### [TEXT SECTION]
* START *
A3.      Are the electoral laws and framework fair, and are they implemented impartially by the relevant election management bodies? 4 / 4

The electoral laws and framework are considered fair, and are generally implemented impartially. Voting is compulsory for Luxembourg’s citizens. In February 2017, the government passed a law allowing postal ballots for all citizens. Foreigners constitute nearly half of the population and are allowed to vote in local elections.

B. POLITICAL PLURALISM AND PARTICIPATION: 16 / 16

B1.      Do the people have the right to organize in different political parties or other competitive political groupings of their choice, and is the system free of undue obstacles to the rise and fall of these competing parties or groupings? 4 / 4

The political system is open to the establishment of new parties, which do not face undue obstacles in their formation. There are three parties that have traditionally dominated politics: the CSV, historically aligned with the Catholic Church; the LSAP, a formerly radical but now center-left party representing the working class; and the DP, which favors free-market economic policies.

B2.      Is there a realistic opportunity for the opposition to increase its support or gain power through elections? 4 / 4

The opposition has a realistic opportunity to gain power through elections. Both the DP and the Green Party were in the opposition before forming the governing coalition with the LSAP in 2013. The CSV, which had dominated politics since 1945, was shut out of power for the first time since 1979.

B3.      Are the people’s political choices free from domination by the military, foreign powers, religious hierarchies, economic oligarchies, or any other powerful group that is not democratically accountable? 4 / 4

The people’s political choices are generally free from domination by any democratically unaccountable groups.

B4.      Do various segments of the population (including ethnic, religious, gender, LGBT, and other relevant groups) have full political rights and electoral opportunities? 4 / 4

Women participate actively in politics, and the government has taken measures to encourage greater women’s participation. In 2016, parliament passed a law mandating that 40 percent of each party’s candidates in elections be women; parties risk losing a portion of their public financing if they do not meet the quota. Minority groups are free to participate in politics as well.

C. FUNCTIONING OF GOVERNMENT: 10 / 12

C1.      Do the freely elected head of government and national legislative representatives determine the policies of the government? 4 / 4

The prime minister and parliament determine the government’s policies.

C2.      Are safeguards against official corruption strong and effective? 3 / 4

Corruption is not widespread in Luxembourg, and allegations of corruption are generally investigated and prosecuted. However, the Council of Europe’s Group of States against Corruption (GRECO) has criticized the government for lacking a comprehensive strategy to prevent corruption. Additionally, rules on accepting gifts, lobbying, and mitigating conflicts of interest after government officials leave office are lacking.
* END *
### [REQUEST 1]
In the text on Luxembourg's political rights, what share of each party's election candidates must be women under the law parliament passed in 2016?

### [RECORDS PROVIDED]
* START *
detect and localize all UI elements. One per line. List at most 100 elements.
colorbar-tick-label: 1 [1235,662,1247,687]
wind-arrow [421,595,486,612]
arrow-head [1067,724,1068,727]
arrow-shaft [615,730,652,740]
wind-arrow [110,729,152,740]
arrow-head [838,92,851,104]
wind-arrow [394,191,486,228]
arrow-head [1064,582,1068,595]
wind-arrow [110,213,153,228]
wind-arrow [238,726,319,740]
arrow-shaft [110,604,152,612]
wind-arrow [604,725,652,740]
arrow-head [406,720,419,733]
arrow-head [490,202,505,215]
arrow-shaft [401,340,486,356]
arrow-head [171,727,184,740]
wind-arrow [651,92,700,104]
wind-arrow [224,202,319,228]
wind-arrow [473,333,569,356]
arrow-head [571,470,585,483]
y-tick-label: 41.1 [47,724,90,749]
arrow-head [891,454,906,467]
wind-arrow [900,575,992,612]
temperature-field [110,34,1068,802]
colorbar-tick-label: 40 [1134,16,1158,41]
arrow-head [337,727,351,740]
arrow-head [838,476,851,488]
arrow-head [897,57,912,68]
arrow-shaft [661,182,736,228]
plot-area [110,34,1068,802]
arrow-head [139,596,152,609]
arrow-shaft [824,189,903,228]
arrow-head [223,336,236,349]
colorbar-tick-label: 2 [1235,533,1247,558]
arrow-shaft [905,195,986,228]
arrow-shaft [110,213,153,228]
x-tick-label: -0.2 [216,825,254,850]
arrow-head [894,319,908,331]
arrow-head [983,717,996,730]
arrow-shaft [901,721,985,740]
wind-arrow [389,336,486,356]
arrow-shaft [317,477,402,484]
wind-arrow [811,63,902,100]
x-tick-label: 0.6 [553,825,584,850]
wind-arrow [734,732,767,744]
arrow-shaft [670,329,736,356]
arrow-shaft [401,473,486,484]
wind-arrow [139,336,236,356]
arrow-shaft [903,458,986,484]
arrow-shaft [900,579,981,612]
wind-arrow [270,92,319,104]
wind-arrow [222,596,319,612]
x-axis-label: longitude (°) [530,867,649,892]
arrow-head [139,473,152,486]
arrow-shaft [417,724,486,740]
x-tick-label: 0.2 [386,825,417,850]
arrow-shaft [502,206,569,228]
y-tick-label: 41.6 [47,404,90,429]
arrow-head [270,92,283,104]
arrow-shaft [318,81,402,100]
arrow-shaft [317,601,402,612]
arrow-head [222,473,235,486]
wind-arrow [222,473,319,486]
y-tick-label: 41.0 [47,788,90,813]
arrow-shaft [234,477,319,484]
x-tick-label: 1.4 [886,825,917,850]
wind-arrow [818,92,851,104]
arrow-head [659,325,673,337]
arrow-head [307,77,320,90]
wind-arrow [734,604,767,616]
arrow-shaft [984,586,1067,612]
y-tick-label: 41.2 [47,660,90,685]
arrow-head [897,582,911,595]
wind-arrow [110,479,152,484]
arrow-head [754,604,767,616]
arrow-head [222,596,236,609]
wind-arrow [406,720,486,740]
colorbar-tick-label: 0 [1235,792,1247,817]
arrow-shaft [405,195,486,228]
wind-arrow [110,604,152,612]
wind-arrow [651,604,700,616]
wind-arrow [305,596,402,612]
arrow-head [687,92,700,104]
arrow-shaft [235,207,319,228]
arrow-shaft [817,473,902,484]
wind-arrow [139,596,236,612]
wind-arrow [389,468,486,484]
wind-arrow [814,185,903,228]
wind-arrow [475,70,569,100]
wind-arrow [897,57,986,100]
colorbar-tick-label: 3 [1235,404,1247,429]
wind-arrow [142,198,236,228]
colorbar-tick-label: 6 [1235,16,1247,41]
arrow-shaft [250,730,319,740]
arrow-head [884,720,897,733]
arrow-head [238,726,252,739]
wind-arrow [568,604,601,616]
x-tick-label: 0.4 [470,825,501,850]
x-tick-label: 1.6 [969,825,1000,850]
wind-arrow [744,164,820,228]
* END *
### [REQUEST 2]
Reproduce the entries line for line, starting from their first line and continuing up to and including the line with "arrow-shaft [401,340,486,356]".

### [COMPLETE RESPONSE 1]
40 percent

### [COMPLETE RESPONSE 2]
detect and localize all UI elements. One per line. List at most 100 elements.
colorbar-tick-label: 1 [1235,662,1247,687]
wind-arrow [421,595,486,612]
arrow-head [1067,724,1068,727]
arrow-shaft [615,730,652,740]
wind-arrow [110,729,152,740]
arrow-head [838,92,851,104]
wind-arrow [394,191,486,228]
arrow-head [1064,582,1068,595]
wind-arrow [110,213,153,228]
wind-arrow [238,726,319,740]
arrow-shaft [110,604,152,612]
wind-arrow [604,725,652,740]
arrow-head [406,720,419,733]
arrow-head [490,202,505,215]
arrow-shaft [401,340,486,356]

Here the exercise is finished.